--- START OF MATERIAL SHOWN ---

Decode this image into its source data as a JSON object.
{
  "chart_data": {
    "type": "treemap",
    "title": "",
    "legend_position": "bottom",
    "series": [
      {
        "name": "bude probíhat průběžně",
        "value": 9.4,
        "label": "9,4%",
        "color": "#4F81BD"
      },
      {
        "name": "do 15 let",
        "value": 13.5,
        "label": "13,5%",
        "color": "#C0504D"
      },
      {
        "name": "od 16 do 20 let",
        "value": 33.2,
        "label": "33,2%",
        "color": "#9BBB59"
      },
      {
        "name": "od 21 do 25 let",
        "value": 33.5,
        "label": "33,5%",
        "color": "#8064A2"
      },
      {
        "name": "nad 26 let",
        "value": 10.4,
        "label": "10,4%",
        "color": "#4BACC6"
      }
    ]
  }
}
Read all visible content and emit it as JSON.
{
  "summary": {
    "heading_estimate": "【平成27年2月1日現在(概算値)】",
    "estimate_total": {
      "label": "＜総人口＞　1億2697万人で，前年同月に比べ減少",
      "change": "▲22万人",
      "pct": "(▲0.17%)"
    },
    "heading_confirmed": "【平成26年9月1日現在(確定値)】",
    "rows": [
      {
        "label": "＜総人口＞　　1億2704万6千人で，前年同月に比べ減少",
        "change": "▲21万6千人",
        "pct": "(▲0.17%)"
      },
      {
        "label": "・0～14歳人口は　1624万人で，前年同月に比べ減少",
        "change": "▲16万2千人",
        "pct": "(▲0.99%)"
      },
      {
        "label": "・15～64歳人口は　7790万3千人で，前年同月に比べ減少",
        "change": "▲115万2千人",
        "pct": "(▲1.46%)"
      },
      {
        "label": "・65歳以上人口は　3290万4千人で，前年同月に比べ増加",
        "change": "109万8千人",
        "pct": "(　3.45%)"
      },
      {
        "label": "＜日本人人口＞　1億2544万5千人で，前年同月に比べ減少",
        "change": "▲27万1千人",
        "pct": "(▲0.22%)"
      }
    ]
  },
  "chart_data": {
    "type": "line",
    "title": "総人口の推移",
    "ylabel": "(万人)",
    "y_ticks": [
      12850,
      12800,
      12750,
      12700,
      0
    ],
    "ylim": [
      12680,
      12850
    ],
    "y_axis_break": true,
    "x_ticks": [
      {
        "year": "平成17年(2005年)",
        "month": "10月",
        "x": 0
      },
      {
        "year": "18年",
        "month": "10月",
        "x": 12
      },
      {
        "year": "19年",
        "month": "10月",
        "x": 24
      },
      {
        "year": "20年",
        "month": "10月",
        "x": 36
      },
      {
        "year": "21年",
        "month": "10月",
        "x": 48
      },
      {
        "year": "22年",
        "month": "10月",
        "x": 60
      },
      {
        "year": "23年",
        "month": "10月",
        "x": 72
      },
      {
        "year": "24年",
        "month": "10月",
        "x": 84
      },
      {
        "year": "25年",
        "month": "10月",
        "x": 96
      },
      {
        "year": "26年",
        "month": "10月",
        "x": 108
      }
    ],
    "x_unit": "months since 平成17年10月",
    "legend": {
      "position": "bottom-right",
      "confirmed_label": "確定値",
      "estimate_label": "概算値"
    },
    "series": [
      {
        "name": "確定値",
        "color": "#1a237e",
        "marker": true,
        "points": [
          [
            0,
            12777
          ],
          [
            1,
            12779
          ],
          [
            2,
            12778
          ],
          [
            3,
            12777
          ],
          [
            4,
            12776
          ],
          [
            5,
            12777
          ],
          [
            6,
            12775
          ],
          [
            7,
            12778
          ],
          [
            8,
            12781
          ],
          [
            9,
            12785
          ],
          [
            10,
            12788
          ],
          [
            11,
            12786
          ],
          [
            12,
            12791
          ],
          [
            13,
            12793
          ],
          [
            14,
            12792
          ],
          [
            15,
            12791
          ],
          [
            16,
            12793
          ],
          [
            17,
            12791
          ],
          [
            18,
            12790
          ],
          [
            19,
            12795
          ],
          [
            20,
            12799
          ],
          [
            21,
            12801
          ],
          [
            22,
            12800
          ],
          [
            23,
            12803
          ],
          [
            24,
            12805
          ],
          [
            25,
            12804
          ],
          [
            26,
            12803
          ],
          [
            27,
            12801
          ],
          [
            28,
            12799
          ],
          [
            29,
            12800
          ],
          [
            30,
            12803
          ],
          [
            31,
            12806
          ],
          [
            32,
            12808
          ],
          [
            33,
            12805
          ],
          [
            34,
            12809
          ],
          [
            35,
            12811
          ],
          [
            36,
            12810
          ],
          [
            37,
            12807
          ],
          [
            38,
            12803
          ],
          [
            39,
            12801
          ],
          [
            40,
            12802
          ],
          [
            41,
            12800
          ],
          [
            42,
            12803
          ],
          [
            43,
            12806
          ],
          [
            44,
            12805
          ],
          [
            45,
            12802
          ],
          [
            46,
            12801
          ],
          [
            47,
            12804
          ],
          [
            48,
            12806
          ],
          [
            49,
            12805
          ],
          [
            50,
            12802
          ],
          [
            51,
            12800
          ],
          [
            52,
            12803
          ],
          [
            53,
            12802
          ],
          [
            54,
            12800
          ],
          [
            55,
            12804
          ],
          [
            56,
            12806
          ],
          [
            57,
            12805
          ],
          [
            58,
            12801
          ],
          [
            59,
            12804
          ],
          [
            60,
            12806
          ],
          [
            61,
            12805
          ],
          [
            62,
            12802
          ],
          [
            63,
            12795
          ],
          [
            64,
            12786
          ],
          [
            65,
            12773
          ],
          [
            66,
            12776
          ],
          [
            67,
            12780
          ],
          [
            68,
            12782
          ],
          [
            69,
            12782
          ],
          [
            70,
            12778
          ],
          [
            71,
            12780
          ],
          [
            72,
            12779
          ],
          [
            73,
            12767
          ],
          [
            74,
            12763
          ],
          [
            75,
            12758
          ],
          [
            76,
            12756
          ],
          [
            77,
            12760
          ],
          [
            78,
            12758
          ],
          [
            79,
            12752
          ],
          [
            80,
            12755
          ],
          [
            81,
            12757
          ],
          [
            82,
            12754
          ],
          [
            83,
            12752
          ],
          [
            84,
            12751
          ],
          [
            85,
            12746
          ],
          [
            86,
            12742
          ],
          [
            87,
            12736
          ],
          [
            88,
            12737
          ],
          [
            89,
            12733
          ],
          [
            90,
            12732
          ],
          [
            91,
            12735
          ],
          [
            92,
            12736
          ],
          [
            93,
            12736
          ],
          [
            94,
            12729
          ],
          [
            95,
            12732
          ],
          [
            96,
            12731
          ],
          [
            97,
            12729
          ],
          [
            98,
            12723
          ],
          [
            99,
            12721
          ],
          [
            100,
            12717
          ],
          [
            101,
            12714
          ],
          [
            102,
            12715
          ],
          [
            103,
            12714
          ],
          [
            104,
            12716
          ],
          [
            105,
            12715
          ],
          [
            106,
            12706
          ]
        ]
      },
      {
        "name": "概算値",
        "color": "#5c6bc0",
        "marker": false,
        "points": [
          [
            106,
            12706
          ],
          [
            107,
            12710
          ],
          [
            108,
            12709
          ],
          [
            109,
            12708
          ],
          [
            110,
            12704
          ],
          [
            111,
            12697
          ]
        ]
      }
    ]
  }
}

--- END OF MATERIAL SHOWN ---

> _WHAT IS ASKED_
Search the data for the word "value" and copy each line where it appears.

> _REPLY TO THE TASK_
        "value": 9.4,
        "value": 13.5,
        "value": 33.2,
        "value": 33.5,
        "value": 10.4,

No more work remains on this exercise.